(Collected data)
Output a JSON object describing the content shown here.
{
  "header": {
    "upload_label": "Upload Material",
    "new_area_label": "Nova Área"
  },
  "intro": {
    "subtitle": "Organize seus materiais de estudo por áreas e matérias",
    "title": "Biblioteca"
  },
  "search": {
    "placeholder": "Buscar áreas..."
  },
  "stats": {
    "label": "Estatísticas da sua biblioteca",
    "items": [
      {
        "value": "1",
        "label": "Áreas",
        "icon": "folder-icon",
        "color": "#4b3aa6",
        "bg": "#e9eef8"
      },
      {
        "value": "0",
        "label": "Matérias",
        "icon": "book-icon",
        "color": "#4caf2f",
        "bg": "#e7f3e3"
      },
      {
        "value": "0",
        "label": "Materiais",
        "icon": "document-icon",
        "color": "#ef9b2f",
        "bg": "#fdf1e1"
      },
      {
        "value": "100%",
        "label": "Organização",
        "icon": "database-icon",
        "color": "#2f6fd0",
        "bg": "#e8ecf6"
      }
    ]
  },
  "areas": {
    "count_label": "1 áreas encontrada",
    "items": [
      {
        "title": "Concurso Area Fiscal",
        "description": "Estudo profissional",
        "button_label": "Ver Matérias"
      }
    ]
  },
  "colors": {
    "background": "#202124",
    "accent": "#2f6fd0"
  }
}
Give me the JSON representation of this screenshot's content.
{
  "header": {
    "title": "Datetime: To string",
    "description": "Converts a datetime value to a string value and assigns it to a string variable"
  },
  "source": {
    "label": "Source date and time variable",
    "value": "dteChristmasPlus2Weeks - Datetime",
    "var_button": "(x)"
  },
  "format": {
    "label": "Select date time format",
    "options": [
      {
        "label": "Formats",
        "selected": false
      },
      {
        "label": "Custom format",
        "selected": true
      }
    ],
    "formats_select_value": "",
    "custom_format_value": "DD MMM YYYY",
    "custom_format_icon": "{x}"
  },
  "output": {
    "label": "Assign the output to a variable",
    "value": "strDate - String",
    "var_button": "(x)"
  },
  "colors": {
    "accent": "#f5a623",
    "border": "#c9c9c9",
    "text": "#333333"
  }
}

### EXERCISE DETAILS
Only the lines from the one containing "Give me the" to the end of the data should be printed, exactly as they stand.

### SOLUTION TO THE PROBLEM
Give me the JSON representation of this screenshot's content.
{
  "header": {
    "title": "Datetime: To string",
    "description": "Converts a datetime value to a string value and assigns it to a string variable"
  },
  "source": {
    "label": "Source date and time variable",
    "value": "dteChristmasPlus2Weeks - Datetime",
    "var_button": "(x)"
  },
  "format": {
    "label": "Select date time format",
    "options": [
      {
        "label": "Formats",
        "selected": false
      },
      {
        "label": "Custom format",
        "selected": true
      }
    ],
    "formats_select_value": "",
    "custom_format_value": "DD MMM YYYY",
    "custom_format_icon": "{x}"
  },
  "output": {
    "label": "Assign the output to a variable",
    "value": "strDate - String",
    "var_button": "(x)"
  },
  "colors": {
    "accent": "#f5a623",
    "border": "#c9c9c9",
    "text": "#333333"
  }
}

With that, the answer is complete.